Challenge
Rewrite the material below as a Markdown table with two columns, Row and Line: number each line in Row and put its text in Line, leaving out any blank lines.

Data section
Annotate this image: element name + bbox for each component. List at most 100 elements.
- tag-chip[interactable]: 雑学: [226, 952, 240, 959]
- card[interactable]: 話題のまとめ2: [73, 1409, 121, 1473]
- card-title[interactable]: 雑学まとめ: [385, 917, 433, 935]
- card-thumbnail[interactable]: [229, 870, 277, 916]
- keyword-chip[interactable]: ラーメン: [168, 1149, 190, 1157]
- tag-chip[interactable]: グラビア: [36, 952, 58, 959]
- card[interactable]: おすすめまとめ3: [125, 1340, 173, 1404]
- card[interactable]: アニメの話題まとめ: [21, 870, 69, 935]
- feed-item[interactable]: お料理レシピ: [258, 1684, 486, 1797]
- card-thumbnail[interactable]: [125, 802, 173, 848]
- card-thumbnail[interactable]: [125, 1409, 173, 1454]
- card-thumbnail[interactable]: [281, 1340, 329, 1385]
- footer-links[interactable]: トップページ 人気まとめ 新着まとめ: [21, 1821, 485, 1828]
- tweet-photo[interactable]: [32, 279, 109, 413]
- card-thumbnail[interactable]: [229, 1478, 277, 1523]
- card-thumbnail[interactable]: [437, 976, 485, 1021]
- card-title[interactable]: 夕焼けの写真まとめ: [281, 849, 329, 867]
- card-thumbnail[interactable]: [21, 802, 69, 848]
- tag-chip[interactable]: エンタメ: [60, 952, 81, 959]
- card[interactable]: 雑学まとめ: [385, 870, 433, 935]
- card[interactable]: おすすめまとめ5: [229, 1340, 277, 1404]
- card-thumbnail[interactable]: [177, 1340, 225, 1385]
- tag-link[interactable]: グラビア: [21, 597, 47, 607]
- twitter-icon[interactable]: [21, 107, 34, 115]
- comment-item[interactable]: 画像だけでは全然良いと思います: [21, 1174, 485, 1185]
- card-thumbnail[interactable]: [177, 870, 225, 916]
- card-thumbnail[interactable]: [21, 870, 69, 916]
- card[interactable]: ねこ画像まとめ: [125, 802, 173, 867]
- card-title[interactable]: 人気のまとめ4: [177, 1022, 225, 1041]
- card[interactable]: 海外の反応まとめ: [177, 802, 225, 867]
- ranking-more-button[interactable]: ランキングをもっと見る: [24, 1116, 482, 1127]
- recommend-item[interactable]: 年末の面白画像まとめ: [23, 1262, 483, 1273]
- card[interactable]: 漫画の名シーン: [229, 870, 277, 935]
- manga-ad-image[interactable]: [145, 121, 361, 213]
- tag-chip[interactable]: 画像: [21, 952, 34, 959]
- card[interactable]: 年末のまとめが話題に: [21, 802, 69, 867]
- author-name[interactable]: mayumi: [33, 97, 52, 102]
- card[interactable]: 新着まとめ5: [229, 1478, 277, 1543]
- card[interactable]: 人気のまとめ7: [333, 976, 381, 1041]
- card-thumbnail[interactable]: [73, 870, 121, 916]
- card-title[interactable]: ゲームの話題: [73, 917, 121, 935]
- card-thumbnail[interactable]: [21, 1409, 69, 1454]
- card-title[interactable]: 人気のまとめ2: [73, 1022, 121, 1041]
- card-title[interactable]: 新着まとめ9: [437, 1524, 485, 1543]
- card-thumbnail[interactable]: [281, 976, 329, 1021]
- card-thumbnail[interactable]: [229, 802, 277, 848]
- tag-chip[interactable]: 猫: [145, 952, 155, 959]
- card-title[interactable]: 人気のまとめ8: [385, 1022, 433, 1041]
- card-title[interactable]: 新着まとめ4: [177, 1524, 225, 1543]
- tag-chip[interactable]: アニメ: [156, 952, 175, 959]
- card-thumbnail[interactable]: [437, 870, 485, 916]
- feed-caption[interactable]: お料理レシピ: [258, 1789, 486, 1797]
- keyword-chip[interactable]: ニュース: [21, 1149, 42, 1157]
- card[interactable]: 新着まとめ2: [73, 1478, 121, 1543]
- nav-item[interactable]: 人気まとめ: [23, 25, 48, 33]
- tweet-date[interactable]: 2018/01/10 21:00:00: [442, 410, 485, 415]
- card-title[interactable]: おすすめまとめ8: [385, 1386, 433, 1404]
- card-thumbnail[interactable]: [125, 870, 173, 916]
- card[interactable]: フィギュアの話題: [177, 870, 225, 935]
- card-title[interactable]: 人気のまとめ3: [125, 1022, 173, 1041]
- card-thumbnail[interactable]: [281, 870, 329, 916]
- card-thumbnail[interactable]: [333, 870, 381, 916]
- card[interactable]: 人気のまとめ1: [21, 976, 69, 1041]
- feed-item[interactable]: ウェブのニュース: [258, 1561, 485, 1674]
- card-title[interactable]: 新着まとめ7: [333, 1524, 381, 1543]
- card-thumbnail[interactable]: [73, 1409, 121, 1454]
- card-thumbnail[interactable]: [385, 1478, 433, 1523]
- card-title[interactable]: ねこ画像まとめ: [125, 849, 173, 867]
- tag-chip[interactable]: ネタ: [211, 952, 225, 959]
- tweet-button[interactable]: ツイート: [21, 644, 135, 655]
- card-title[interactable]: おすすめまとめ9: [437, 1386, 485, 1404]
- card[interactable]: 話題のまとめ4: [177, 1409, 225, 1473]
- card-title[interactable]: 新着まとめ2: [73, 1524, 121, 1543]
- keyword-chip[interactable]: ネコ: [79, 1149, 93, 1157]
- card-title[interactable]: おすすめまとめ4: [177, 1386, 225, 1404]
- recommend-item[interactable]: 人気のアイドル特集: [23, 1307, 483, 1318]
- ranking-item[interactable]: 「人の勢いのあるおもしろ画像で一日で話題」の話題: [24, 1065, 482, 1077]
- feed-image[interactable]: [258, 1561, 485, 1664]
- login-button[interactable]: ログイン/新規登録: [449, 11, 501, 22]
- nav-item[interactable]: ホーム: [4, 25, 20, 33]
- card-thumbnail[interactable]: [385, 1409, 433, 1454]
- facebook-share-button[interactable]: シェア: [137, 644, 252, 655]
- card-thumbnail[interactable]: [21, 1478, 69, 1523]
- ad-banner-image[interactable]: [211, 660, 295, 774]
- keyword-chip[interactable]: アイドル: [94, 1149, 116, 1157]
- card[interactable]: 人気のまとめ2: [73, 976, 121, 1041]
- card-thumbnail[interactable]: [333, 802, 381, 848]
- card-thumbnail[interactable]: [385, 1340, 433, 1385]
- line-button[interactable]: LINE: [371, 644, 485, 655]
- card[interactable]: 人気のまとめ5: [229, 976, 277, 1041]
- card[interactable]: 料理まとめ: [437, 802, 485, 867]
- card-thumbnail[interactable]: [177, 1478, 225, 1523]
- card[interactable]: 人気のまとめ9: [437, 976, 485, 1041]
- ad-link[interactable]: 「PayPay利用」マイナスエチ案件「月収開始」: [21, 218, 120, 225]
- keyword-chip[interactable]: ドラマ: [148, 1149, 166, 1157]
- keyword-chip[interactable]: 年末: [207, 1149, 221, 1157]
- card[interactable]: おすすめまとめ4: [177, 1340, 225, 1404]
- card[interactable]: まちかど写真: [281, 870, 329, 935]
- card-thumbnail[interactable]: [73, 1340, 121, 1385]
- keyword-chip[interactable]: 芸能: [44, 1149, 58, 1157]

Task result
| Row | Line |
|---|---|
| 1 | Annotate this image: element name + bbox for each component. List at most 100 elements. |
| 2 | - tag-chip[interactable]: 雑学: [226, 952, 240, 959] |
| 3 | - card[interactable]: 話題のまとめ2: [73, 1409, 121, 1473] |
| 4 | - card-title[interactable]: 雑学まとめ: [385, 917, 433, 935] |
| 5 | - card-thumbnail[interactable]: [229, 870, 277, 916] |
| 6 | - keyword-chip[interactable]: ラーメン: [168, 1149, 190, 1157] |
| 7 | - tag-chip[interactable]: グラビア: [36, 952, 58, 959] |
| 8 | - card[interactable]: おすすめまとめ3: [125, 1340, 173, 1404] |
| 9 | - card[interactable]: アニメの話題まとめ: [21, 870, 69, 935] |
| 10 | - feed-item[interactable]: お料理レシピ: [258, 1684, 486, 1797] |
| 11 | - card-thumbnail[interactable]: [125, 802, 173, 848] |
| 12 | - card-thumbnail[interactable]: [125, 1409, 173, 1454] |
| 13 | - card-thumbnail[interactable]: [281, 1340, 329, 1385] |
| 14 | - footer-links[interactable]: トップページ 人気まとめ 新着まとめ: [21, 1821, 485, 1828] |
| 15 | - tweet-photo[interactable]: [32, 279, 109, 413] |
| 16 | - card-thumbnail[interactable]: [229, 1478, 277, 1523] |
| 17 | - card-thumbnail[interactable]: [437, 976, 485, 1021] |
| 18 | - card-title[interactable]: 夕焼けの写真まとめ: [281, 849, 329, 867] |
| 19 | - card-thumbnail[interactable]: [21, 802, 69, 848] |
| 20 | - tag-chip[interactable]: エンタメ: [60, 952, 81, 959] |
| 21 | - card[interactable]: 雑学まとめ: [385, 870, 433, 935] |
| 22 | - card[interactable]: おすすめまとめ5: [229, 1340, 277, 1404] |
| 23 | - card-thumbnail[interactable]: [177, 1340, 225, 1385] |
| 24 | - tag-link[interactable]: グラビア: [21, 597, 47, 607] |
| 25 | - twitter-icon[interactable]: [21, 107, 34, 115] |
| 26 | - comment-item[interactable]: 画像だけでは全然良いと思います: [21, 1174, 485, 1185] |
| 27 | - card-thumbnail[interactable]: [177, 870, 225, 916] |
| 28 | - card-thumbnail[interactable]: [21, 870, 69, 916] |
| 29 | - card[interactable]: ねこ画像まとめ: [125, 802, 173, 867] |
| 30 | - card-title[interactable]: 人気のまとめ4: [177, 1022, 225, 1041] |
| 31 | - card[interactable]: 海外の反応まとめ: [177, 802, 225, 867] |
| 32 | - ranking-more-button[interactable]: ランキングをもっと見る: [24, 1116, 482, 1127] |
| 33 | - recommend-item[interactable]: 年末の面白画像まとめ: [23, 1262, 483, 1273] |
| 34 | - card[interactable]: 漫画の名シーン: [229, 870, 277, 935] |
| 35 | - manga-ad-image[interactable]: [145, 121, 361, 213] |
| 36 | - tag-chip[interactable]: 画像: [21, 952, 34, 959] |
| 37 | - card[interactable]: 年末のまとめが話題に: [21, 802, 69, 867] |
| 38 | - author-name[interactable]: mayumi: [33, 97, 52, 102] |
| 39 | - card[interactable]: 新着まとめ5: [229, 1478, 277, 1543] |
| 40 | - card[interactable]: 人気のまとめ7: [333, 976, 381, 1041] |
| 41 | - card-thumbnail[interactable]: [73, 870, 121, 916] |
| 42 | - card-title[interactable]: ゲームの話題: [73, 917, 121, 935] |
| 43 | - card-thumbnail[interactable]: [21, 1409, 69, 1454] |
| 44 | - card-title[interactable]: 人気のまとめ2: [73, 1022, 121, 1041] |
| 45 | - card-title[interactable]: 新着まとめ9: [437, 1524, 485, 1543] |
| 46 | - card-thumbnail[interactable]: [281, 976, 329, 1021] |
| 47 | - card-thumbnail[interactable]: [229, 802, 277, 848] |
| 48 | - tag-chip[interactable]: 猫: [145, 952, 155, 959] |
| 49 | - card-title[interactable]: 人気のまとめ8: [385, 1022, 433, 1041] |
| 50 | - card-title[interactable]: 新着まとめ4: [177, 1524, 225, 1543] |
| 51 | - tag-chip[interactable]: アニメ: [156, 952, 175, 959] |
| 52 | - card-thumbnail[interactable]: [437, 870, 485, 916] |
| 53 | - feed-caption[interactable]: お料理レシピ: [258, 1789, 486, 1797] |
| 54 | - keyword-chip[interactable]: ニュース: [21, 1149, 42, 1157] |
| 55 | - card[interactable]: 新着まとめ2: [73, 1478, 121, 1543] |
| 56 | - nav-item[interactable]: 人気まとめ: [23, 25, 48, 33] |
| 57 | - tweet-date[interactable]: 2018/01/10 21:00:00: [442, 410, 485, 415] |
| 58 | - card-title[interactable]: おすすめまとめ8: [385, 1386, 433, 1404] |
| 59 | - card-thumbnail[interactable]: [125, 870, 173, 916] |
| 60 | - card[interactable]: フィギュアの話題: [177, 870, 225, 935] |
| 61 | - card-title[interactable]: 人気のまとめ3: [125, 1022, 173, 1041] |
| 62 | - card-thumbnail[interactable]: [281, 870, 329, 916] |
| 63 | - card-thumbnail[interactable]: [333, 870, 381, 916] |
| 64 | - card[interactable]: 人気のまとめ1: [21, 976, 69, 1041] |
| 65 | - feed-item[interactable]: ウェブのニュース: [258, 1561, 485, 1674] |
| 66 | - card-title[interactable]: 新着まとめ7: [333, 1524, 381, 1543] |
| 67 | - card-thumbnail[interactable]: [73, 1409, 121, 1454] |
| 68 | - card-thumbnail[interactable]: [385, 1478, 433, 1523] |
| 69 | - card-title[interactable]: ねこ画像まとめ: [125, 849, 173, 867] |
| 70 | - tag-chip[interactable]: ネタ: [211, 952, 225, 959] |
| 71 | - tweet-button[interactable]: ツイート: [21, 644, 135, 655] |
| 72 | - card-title[interactable]: おすすめまとめ9: [437, 1386, 485, 1404] |
| 73 | - card[interactable]: 話題のまとめ4: [177, 1409, 225, 1473] |
| 74 | - card-title[interactable]: 新着まとめ2: [73, 1524, 121, 1543] |
| 75 | - keyword-chip[interactable]: ネコ: [79, 1149, 93, 1157] |
| 76 | - card-title[interactable]: おすすめまとめ4: [177, 1386, 225, 1404] |
| 77 | - recommend-item[interactable]: 人気のアイドル特集: [23, 1307, 483, 1318] |
| 78 | - ranking-item[interactable]: 「人の勢いのあるおもしろ画像で一日で話題」の話題: [24, 1065, 482, 1077] |
| 79 | - feed-image[interactable]: [258, 1561, 485, 1664] |
| 80 | - login-button[interactable]: ログイン/新規登録: [449, 11, 501, 22] |
| 81 | - nav-item[interactable]: ホーム: [4, 25, 20, 33] |
| 82 | - card-thumbnail[interactable]: [385, 1409, 433, 1454] |
| 83 | - facebook-share-button[interactable]: シェア: [137, 644, 252, 655] |
| 84 | - card-thumbnail[interactable]: [21, 1478, 69, 1523] |
| 85 | - ad-banner-image[interactable]: [211, 660, 295, 774] |
| 86 | - keyword-chip[interactable]: アイドル: [94, 1149, 116, 1157] |
| 87 | - card[interactable]: 人気のまとめ2: [73, 976, 121, 1041] |
| 88 | - card-thumbnail[interactable]: [333, 802, 381, 848] |
| 89 | - card-thumbnail[interactable]: [385, 1340, 433, 1385] |
| 90 | - line-button[interactable]: LINE: [371, 644, 485, 655] |
| 91 | - card[interactable]: 人気のまとめ5: [229, 976, 277, 1041] |
| 92 | - card[interactable]: 料理まとめ: [437, 802, 485, 867] |
| 93 | - card-thumbnail[interactable]: [177, 1478, 225, 1523] |
| 94 | - card[interactable]: 人気のまとめ9: [437, 976, 485, 1041] |
| 95 | - ad-link[interactable]: 「PayPay利用」マイナスエチ案件「月収開始」: [21, 218, 120, 225] |
| 96 | - keyword-chip[interactable]: ドラマ: [148, 1149, 166, 1157] |
| 97 | - keyword-chip[interactable]: 年末: [207, 1149, 221, 1157] |
| 98 | - card[interactable]: おすすめまとめ4: [177, 1340, 225, 1404] |
| 99 | - card[interactable]: まちかど写真: [281, 870, 329, 935] |
| 100 | - card-thumbnail[interactable]: [73, 1340, 121, 1385] |
| 101 | - keyword-chip[interactable]: 芸能: [44, 1149, 58, 1157] |